## DIRECTIONS
No pictures should appear in the copy; otherwise retype the entries exactly.

*** SOURCE RECORDS Section Begins ***

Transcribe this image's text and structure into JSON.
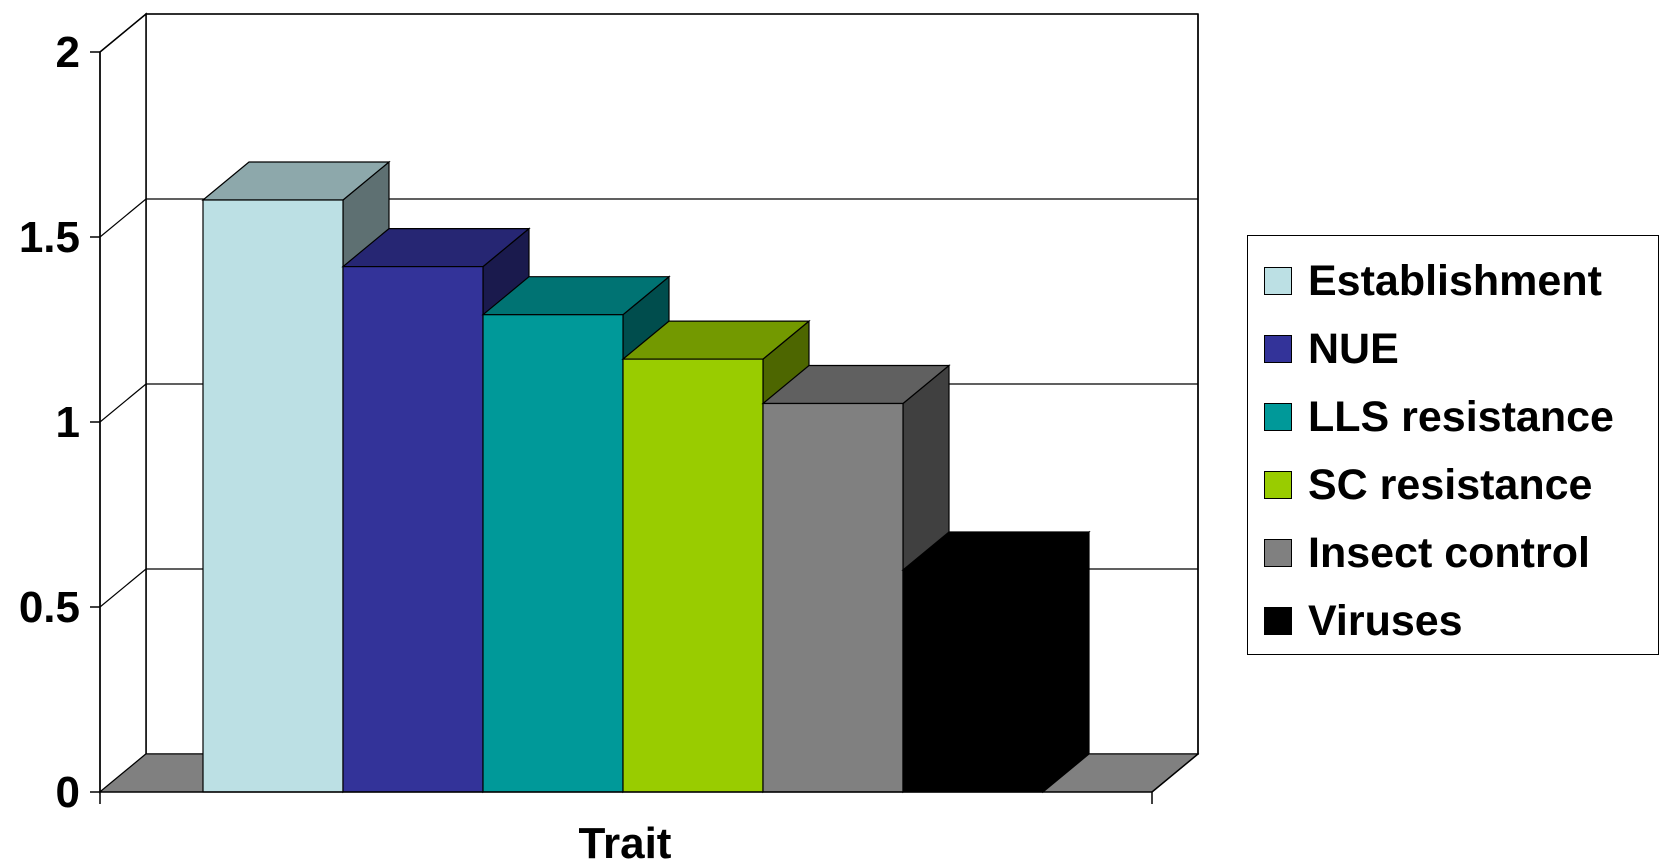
{
  "chart_data": {
    "type": "bar",
    "xlabel": "Trait",
    "ylabel": "",
    "ylim": [
      0,
      2
    ],
    "yticks": [
      "0",
      "0.5",
      "1",
      "1.5",
      "2"
    ],
    "categories": [
      "Trait"
    ],
    "series": [
      {
        "name": "Establishment",
        "values": [
          1.6
        ],
        "color": "#BCE0E4"
      },
      {
        "name": "NUE",
        "values": [
          1.42
        ],
        "color": "#333399"
      },
      {
        "name": "LLS resistance",
        "values": [
          1.29
        ],
        "color": "#009999"
      },
      {
        "name": "SC resistance",
        "values": [
          1.17
        ],
        "color": "#99CC00"
      },
      {
        "name": "Insect control",
        "values": [
          1.05
        ],
        "color": "#808080"
      },
      {
        "name": "Viruses",
        "values": [
          0.6
        ],
        "color": "#000000"
      }
    ],
    "grid": true,
    "legend": "right",
    "style": "3d-column"
  }
}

*** SOURCE RECORDS Section Ends ***

## PROBLEM SOLUTION
Transcribe this image's text and structure into JSON.
{
  "chart_data": {
    "type": "bar",
    "xlabel": "Trait",
    "ylabel": "",
    "ylim": [
      0,
      2
    ],
    "yticks": [
      "0",
      "0.5",
      "1",
      "1.5",
      "2"
    ],
    "categories": [
      "Trait"
    ],
    "series": [
      {
        "name": "Establishment",
        "values": [
          1.6
        ],
        "color": "#BCE0E4"
      },
      {
        "name": "NUE",
        "values": [
          1.42
        ],
        "color": "#333399"
      },
      {
        "name": "LLS resistance",
        "values": [
          1.29
        ],
        "color": "#009999"
      },
      {
        "name": "SC resistance",
        "values": [
          1.17
        ],
        "color": "#99CC00"
      },
      {
        "name": "Insect control",
        "values": [
          1.05
        ],
        "color": "#808080"
      },
      {
        "name": "Viruses",
        "values": [
          0.6
        ],
        "color": "#000000"
      }
    ],
    "grid": true,
    "legend": "right",
    "style": "3d-column"
  }
}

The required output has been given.